_What you will do_:
Repeat every one of the rows below word for word, keeping them in the same order.

_Input material_:
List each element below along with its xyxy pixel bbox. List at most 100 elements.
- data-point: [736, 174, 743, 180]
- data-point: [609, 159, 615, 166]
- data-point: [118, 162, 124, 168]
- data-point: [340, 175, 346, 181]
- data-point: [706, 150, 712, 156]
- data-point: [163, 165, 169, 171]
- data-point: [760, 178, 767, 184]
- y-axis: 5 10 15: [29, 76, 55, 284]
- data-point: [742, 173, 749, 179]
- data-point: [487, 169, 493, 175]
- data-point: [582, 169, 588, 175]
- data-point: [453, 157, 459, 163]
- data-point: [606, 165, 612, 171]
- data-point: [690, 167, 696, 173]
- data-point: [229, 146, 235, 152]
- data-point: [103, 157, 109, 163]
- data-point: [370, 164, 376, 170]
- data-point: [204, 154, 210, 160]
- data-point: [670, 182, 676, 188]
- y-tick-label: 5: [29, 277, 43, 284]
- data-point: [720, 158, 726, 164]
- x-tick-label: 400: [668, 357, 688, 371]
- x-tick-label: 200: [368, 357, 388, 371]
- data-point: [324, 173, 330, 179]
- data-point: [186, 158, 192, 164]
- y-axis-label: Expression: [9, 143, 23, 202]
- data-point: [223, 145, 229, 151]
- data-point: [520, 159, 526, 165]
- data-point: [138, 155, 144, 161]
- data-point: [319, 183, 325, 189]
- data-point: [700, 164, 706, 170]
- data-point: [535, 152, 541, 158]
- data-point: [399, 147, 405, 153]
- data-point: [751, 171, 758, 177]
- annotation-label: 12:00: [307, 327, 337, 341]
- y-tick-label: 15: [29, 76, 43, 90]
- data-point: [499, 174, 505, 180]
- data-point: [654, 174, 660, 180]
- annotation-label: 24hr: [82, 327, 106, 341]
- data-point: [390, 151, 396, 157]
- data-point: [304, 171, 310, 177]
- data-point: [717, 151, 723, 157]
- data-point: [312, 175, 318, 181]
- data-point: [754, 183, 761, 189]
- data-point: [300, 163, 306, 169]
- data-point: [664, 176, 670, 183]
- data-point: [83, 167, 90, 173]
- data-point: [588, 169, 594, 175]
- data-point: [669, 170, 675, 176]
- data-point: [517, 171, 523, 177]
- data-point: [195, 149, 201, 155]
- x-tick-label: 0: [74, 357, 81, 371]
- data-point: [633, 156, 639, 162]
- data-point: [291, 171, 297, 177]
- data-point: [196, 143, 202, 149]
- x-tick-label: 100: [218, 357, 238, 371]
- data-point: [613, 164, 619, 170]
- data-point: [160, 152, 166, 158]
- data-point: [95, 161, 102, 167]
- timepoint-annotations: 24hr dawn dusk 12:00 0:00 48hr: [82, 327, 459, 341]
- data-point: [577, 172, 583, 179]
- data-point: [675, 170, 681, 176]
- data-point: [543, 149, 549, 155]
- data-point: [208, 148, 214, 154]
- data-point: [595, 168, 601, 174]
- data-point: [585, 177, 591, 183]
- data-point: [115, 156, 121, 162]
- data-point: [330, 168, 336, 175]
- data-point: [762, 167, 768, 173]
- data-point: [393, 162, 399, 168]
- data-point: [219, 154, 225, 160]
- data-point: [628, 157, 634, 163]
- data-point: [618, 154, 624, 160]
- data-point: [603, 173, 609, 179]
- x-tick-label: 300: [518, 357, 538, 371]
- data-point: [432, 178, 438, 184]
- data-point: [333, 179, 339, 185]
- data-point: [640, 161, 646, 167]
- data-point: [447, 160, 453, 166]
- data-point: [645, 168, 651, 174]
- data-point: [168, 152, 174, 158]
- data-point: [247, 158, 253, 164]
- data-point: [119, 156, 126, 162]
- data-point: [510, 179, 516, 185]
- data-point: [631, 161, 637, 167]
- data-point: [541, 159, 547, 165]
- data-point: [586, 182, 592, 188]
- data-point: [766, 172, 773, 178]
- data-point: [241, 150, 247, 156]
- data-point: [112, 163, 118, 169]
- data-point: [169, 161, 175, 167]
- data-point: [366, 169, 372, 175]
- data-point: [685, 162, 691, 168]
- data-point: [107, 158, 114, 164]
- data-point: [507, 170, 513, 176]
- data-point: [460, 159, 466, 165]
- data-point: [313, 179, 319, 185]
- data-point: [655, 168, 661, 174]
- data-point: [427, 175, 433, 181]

_Exercise result_:
List each element below along with its xyxy pixel bbox. List at most 100 elements.
- data-point: [736, 174, 743, 180]
- data-point: [609, 159, 615, 166]
- data-point: [118, 162, 124, 168]
- data-point: [340, 175, 346, 181]
- data-point: [706, 150, 712, 156]
- data-point: [163, 165, 169, 171]
- data-point: [760, 178, 767, 184]
- y-axis: 5 10 15: [29, 76, 55, 284]
- data-point: [742, 173, 749, 179]
- data-point: [487, 169, 493, 175]
- data-point: [582, 169, 588, 175]
- data-point: [453, 157, 459, 163]
- data-point: [606, 165, 612, 171]
- data-point: [690, 167, 696, 173]
- data-point: [229, 146, 235, 152]
- data-point: [103, 157, 109, 163]
- data-point: [370, 164, 376, 170]
- data-point: [204, 154, 210, 160]
- data-point: [670, 182, 676, 188]
- y-tick-label: 5: [29, 277, 43, 284]
- data-point: [720, 158, 726, 164]
- x-tick-label: 400: [668, 357, 688, 371]
- x-tick-label: 200: [368, 357, 388, 371]
- data-point: [324, 173, 330, 179]
- data-point: [186, 158, 192, 164]
- y-axis-label: Expression: [9, 143, 23, 202]
- data-point: [223, 145, 229, 151]
- data-point: [520, 159, 526, 165]
- data-point: [138, 155, 144, 161]
- data-point: [319, 183, 325, 189]
- data-point: [700, 164, 706, 170]
- data-point: [535, 152, 541, 158]
- data-point: [399, 147, 405, 153]
- data-point: [751, 171, 758, 177]
- annotation-label: 12:00: [307, 327, 337, 341]
- y-tick-label: 15: [29, 76, 43, 90]
- data-point: [499, 174, 505, 180]
- data-point: [654, 174, 660, 180]
- annotation-label: 24hr: [82, 327, 106, 341]
- data-point: [390, 151, 396, 157]
- data-point: [304, 171, 310, 177]
- data-point: [717, 151, 723, 157]
- data-point: [312, 175, 318, 181]
- data-point: [754, 183, 761, 189]
- data-point: [300, 163, 306, 169]
- data-point: [664, 176, 670, 183]
- data-point: [83, 167, 90, 173]
- data-point: [588, 169, 594, 175]
- data-point: [669, 170, 675, 176]
- data-point: [517, 171, 523, 177]
- data-point: [195, 149, 201, 155]
- x-tick-label: 0: [74, 357, 81, 371]
- data-point: [633, 156, 639, 162]
- data-point: [291, 171, 297, 177]
- data-point: [196, 143, 202, 149]
- x-tick-label: 100: [218, 357, 238, 371]
- data-point: [613, 164, 619, 170]
- data-point: [160, 152, 166, 158]
- data-point: [95, 161, 102, 167]
- timepoint-annotations: 24hr dawn dusk 12:00 0:00 48hr: [82, 327, 459, 341]
- data-point: [577, 172, 583, 179]
- data-point: [675, 170, 681, 176]
- data-point: [543, 149, 549, 155]
- data-point: [208, 148, 214, 154]
- data-point: [595, 168, 601, 174]
- data-point: [585, 177, 591, 183]
- data-point: [115, 156, 121, 162]
- data-point: [330, 168, 336, 175]
- data-point: [762, 167, 768, 173]
- data-point: [393, 162, 399, 168]
- data-point: [219, 154, 225, 160]
- data-point: [628, 157, 634, 163]
- data-point: [618, 154, 624, 160]
- data-point: [603, 173, 609, 179]
- x-tick-label: 300: [518, 357, 538, 371]
- data-point: [432, 178, 438, 184]
- data-point: [333, 179, 339, 185]
- data-point: [640, 161, 646, 167]
- data-point: [447, 160, 453, 166]
- data-point: [645, 168, 651, 174]
- data-point: [168, 152, 174, 158]
- data-point: [247, 158, 253, 164]
- data-point: [119, 156, 126, 162]
- data-point: [510, 179, 516, 185]
- data-point: [631, 161, 637, 167]
- data-point: [541, 159, 547, 165]
- data-point: [586, 182, 592, 188]
- data-point: [766, 172, 773, 178]
- data-point: [241, 150, 247, 156]
- data-point: [112, 163, 118, 169]
- data-point: [169, 161, 175, 167]
- data-point: [366, 169, 372, 175]
- data-point: [685, 162, 691, 168]
- data-point: [107, 158, 114, 164]
- data-point: [507, 170, 513, 176]
- data-point: [460, 159, 466, 165]
- data-point: [313, 179, 319, 185]
- data-point: [655, 168, 661, 174]
- data-point: [427, 175, 433, 181]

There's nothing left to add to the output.